→ TASK BRIEF:
The records should be written out in full, with nothing altered.

Collected data:

┌──

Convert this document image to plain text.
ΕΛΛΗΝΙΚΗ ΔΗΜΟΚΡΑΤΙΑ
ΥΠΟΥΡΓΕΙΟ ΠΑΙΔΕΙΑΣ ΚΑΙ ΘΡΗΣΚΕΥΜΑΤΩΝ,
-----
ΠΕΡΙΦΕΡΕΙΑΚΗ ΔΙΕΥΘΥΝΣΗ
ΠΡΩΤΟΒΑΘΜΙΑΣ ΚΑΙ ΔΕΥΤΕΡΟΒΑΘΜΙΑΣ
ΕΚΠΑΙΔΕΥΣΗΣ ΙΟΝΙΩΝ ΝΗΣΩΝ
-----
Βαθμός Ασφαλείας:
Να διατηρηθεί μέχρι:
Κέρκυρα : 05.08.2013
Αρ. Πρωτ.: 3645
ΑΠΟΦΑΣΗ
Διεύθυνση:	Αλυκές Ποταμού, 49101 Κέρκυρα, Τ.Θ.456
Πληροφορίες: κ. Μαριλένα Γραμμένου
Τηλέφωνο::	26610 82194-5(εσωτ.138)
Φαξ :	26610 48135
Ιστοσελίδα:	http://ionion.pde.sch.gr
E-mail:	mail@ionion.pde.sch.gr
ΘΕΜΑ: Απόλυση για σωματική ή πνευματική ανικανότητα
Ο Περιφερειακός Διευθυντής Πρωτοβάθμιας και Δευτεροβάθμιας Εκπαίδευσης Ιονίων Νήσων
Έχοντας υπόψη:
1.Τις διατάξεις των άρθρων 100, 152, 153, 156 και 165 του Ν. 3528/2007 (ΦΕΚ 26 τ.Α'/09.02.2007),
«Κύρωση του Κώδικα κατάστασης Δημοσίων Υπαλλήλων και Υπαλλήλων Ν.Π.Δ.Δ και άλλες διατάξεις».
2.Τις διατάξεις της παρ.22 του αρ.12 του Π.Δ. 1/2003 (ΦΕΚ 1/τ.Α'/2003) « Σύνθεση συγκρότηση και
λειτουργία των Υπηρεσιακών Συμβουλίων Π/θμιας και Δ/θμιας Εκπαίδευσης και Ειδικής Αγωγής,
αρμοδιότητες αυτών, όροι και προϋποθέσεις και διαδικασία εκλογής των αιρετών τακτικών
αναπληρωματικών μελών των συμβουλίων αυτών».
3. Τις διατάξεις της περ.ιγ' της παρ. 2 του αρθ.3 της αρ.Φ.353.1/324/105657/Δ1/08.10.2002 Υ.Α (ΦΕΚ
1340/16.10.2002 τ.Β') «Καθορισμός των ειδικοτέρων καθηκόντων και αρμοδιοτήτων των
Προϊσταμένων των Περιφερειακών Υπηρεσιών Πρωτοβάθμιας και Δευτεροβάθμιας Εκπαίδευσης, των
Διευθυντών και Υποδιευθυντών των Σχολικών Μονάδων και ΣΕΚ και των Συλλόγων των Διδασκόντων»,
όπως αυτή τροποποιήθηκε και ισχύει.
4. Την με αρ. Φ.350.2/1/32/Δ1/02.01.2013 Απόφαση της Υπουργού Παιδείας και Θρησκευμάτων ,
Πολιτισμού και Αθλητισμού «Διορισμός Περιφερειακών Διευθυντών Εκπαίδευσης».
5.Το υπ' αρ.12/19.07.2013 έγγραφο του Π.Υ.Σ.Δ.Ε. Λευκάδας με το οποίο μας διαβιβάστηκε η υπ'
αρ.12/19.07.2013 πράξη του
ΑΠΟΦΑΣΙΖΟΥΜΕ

└──

→ FINISHED ANSWER:
Convert this document image to plain text.
ΕΛΛΗΝΙΚΗ ΔΗΜΟΚΡΑΤΙΑ
ΥΠΟΥΡΓΕΙΟ ΠΑΙΔΕΙΑΣ ΚΑΙ ΘΡΗΣΚΕΥΜΑΤΩΝ,
-----
ΠΕΡΙΦΕΡΕΙΑΚΗ ΔΙΕΥΘΥΝΣΗ
ΠΡΩΤΟΒΑΘΜΙΑΣ ΚΑΙ ΔΕΥΤΕΡΟΒΑΘΜΙΑΣ
ΕΚΠΑΙΔΕΥΣΗΣ ΙΟΝΙΩΝ ΝΗΣΩΝ
-----
Βαθμός Ασφαλείας:
Να διατηρηθεί μέχρι:
Κέρκυρα : 05.08.2013
Αρ. Πρωτ.: 3645
ΑΠΟΦΑΣΗ
Διεύθυνση:	Αλυκές Ποταμού, 49101 Κέρκυρα, Τ.Θ.456
Πληροφορίες: κ. Μαριλένα Γραμμένου
Τηλέφωνο::	26610 82194-5(εσωτ.138)
Φαξ :	26610 48135
Ιστοσελίδα:	http://ionion.pde.sch.gr
E-mail:	mail@ionion.pde.sch.gr
ΘΕΜΑ: Απόλυση για σωματική ή πνευματική ανικανότητα
Ο Περιφερειακός Διευθυντής Πρωτοβάθμιας και Δευτεροβάθμιας Εκπαίδευσης Ιονίων Νήσων
Έχοντας υπόψη:
1.Τις διατάξεις των άρθρων 100, 152, 153, 156 και 165 του Ν. 3528/2007 (ΦΕΚ 26 τ.Α'/09.02.2007),
«Κύρωση του Κώδικα κατάστασης Δημοσίων Υπαλλήλων και Υπαλλήλων Ν.Π.Δ.Δ και άλλες διατάξεις».
2.Τις διατάξεις της παρ.22 του αρ.12 του Π.Δ. 1/2003 (ΦΕΚ 1/τ.Α'/2003) « Σύνθεση συγκρότηση και
λειτουργία των Υπηρεσιακών Συμβουλίων Π/θμιας και Δ/θμιας Εκπαίδευσης και Ειδικής Αγωγής,
αρμοδιότητες αυτών, όροι και προϋποθέσεις και διαδικασία εκλογής των αιρετών τακτικών
αναπληρωματικών μελών των συμβουλίων αυτών».
3. Τις διατάξεις της περ.ιγ' της παρ. 2 του αρθ.3 της αρ.Φ.353.1/324/105657/Δ1/08.10.2002 Υ.Α (ΦΕΚ
1340/16.10.2002 τ.Β') «Καθορισμός των ειδικοτέρων καθηκόντων και αρμοδιοτήτων των
Προϊσταμένων των Περιφερειακών Υπηρεσιών Πρωτοβάθμιας και Δευτεροβάθμιας Εκπαίδευσης, των
Διευθυντών και Υποδιευθυντών των Σχολικών Μονάδων και ΣΕΚ και των Συλλόγων των Διδασκόντων»,
όπως αυτή τροποποιήθηκε και ισχύει.
4. Την με αρ. Φ.350.2/1/32/Δ1/02.01.2013 Απόφαση της Υπουργού Παιδείας και Θρησκευμάτων ,
Πολιτισμού και Αθλητισμού «Διορισμός Περιφερειακών Διευθυντών Εκπαίδευσης».
5.Το υπ' αρ.12/19.07.2013 έγγραφο του Π.Υ.Σ.Δ.Ε. Λευκάδας με το οποίο μας διαβιβάστηκε η υπ'
αρ.12/19.07.2013 πράξη του
ΑΠΟΦΑΣΙΖΟΥΜΕ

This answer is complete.